[BEGIN MATERIAL PROVIDED]
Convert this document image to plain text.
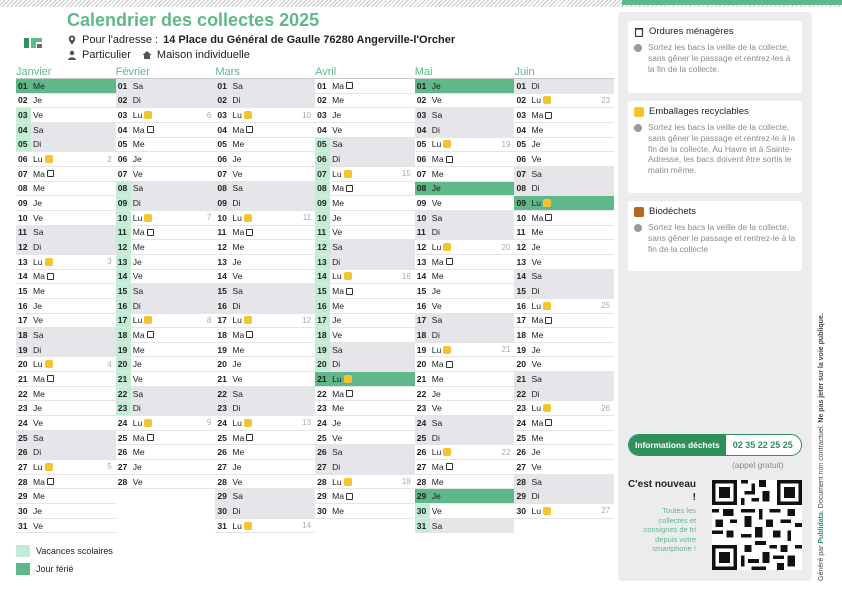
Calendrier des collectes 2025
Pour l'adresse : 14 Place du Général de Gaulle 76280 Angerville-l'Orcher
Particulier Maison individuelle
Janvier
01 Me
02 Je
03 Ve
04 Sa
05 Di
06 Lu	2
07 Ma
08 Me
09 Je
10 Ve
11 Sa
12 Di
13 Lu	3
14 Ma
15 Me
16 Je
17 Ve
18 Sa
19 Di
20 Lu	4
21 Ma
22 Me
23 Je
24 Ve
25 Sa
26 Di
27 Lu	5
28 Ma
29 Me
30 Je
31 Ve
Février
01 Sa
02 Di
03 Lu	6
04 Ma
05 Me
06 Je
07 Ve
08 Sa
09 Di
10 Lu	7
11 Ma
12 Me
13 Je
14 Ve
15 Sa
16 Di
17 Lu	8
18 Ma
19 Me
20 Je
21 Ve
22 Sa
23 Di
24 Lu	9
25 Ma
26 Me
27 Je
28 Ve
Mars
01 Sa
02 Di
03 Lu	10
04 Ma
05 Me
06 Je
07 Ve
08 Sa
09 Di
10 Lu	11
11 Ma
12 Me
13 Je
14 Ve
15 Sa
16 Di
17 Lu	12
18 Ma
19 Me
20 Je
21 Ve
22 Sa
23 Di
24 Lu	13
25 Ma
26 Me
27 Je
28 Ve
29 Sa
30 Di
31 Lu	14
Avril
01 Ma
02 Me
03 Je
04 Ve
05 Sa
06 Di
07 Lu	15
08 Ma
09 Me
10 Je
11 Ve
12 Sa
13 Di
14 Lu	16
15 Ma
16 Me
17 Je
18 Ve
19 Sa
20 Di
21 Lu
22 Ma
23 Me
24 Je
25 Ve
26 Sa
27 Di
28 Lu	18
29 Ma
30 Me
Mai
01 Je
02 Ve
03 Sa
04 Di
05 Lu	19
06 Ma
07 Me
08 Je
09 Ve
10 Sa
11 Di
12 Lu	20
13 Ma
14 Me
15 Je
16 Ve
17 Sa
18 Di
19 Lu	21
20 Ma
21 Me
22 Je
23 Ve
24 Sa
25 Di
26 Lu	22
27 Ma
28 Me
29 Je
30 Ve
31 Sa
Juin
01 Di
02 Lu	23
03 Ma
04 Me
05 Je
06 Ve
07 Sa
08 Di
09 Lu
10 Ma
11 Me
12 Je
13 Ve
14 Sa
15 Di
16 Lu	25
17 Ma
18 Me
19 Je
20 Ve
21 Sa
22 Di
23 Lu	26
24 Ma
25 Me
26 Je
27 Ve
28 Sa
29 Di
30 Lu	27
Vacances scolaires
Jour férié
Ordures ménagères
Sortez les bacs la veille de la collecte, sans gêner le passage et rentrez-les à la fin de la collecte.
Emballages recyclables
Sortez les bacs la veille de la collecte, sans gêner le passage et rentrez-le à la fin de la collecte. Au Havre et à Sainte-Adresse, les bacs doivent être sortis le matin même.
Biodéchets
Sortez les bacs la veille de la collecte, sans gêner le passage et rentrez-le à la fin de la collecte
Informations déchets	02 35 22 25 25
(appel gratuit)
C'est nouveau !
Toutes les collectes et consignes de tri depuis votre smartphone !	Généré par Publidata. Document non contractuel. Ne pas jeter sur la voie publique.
[END MATERIAL PROVIDED]
### PROBLEM TO SOLVE:
Without the pictures, extract every entry verbatim.

### ANSWER IN FULL:
Convert this document image to plain text.
Calendrier des collectes 2025
Pour l'adresse : 14 Place du Général de Gaulle 76280 Angerville-l'Orcher
Particulier Maison individuelle
Janvier
01 Me
02 Je
03 Ve
04 Sa
05 Di
06 Lu	2
07 Ma
08 Me
09 Je
10 Ve
11 Sa
12 Di
13 Lu	3
14 Ma
15 Me
16 Je
17 Ve
18 Sa
19 Di
20 Lu	4
21 Ma
22 Me
23 Je
24 Ve
25 Sa
26 Di
27 Lu	5
28 Ma
29 Me
30 Je
31 Ve
Février
01 Sa
02 Di
03 Lu	6
04 Ma
05 Me
06 Je
07 Ve
08 Sa
09 Di
10 Lu	7
11 Ma
12 Me
13 Je
14 Ve
15 Sa
16 Di
17 Lu	8
18 Ma
19 Me
20 Je
21 Ve
22 Sa
23 Di
24 Lu	9
25 Ma
26 Me
27 Je
28 Ve
Mars
01 Sa
02 Di
03 Lu	10
04 Ma
05 Me
06 Je
07 Ve
08 Sa
09 Di
10 Lu	11
11 Ma
12 Me
13 Je
14 Ve
15 Sa
16 Di
17 Lu	12
18 Ma
19 Me
20 Je
21 Ve
22 Sa
23 Di
24 Lu	13
25 Ma
26 Me
27 Je
28 Ve
29 Sa
30 Di
31 Lu	14
Avril
01 Ma
02 Me
03 Je
04 Ve
05 Sa
06 Di
07 Lu	15
08 Ma
09 Me
10 Je
11 Ve
12 Sa
13 Di
14 Lu	16
15 Ma
16 Me
17 Je
18 Ve
19 Sa
20 Di
21 Lu
22 Ma
23 Me
24 Je
25 Ve
26 Sa
27 Di
28 Lu	18
29 Ma
30 Me
Mai
01 Je
02 Ve
03 Sa
04 Di
05 Lu	19
06 Ma
07 Me
08 Je
09 Ve
10 Sa
11 Di
12 Lu	20
13 Ma
14 Me
15 Je
16 Ve
17 Sa
18 Di
19 Lu	21
20 Ma
21 Me
22 Je
23 Ve
24 Sa
25 Di
26 Lu	22
27 Ma
28 Me
29 Je
30 Ve
31 Sa
Juin
01 Di
02 Lu	23
03 Ma
04 Me
05 Je
06 Ve
07 Sa
08 Di
09 Lu
10 Ma
11 Me
12 Je
13 Ve
14 Sa
15 Di
16 Lu	25
17 Ma
18 Me
19 Je
20 Ve
21 Sa
22 Di
23 Lu	26
24 Ma
25 Me
26 Je
27 Ve
28 Sa
29 Di
30 Lu	27
Vacances scolaires
Jour férié
Ordures ménagères
Sortez les bacs la veille de la collecte, sans gêner le passage et rentrez-les à la fin de la collecte.
Emballages recyclables
Sortez les bacs la veille de la collecte, sans gêner le passage et rentrez-le à la fin de la collecte. Au Havre et à Sainte-Adresse, les bacs doivent être sortis le matin même.
Biodéchets
Sortez les bacs la veille de la collecte, sans gêner le passage et rentrez-le à la fin de la collecte
Informations déchets	02 35 22 25 25
(appel gratuit)
C'est nouveau !
Toutes les collectes et consignes de tri depuis votre smartphone !	Généré par Publidata. Document non contractuel. Ne pas jeter sur la voie publique.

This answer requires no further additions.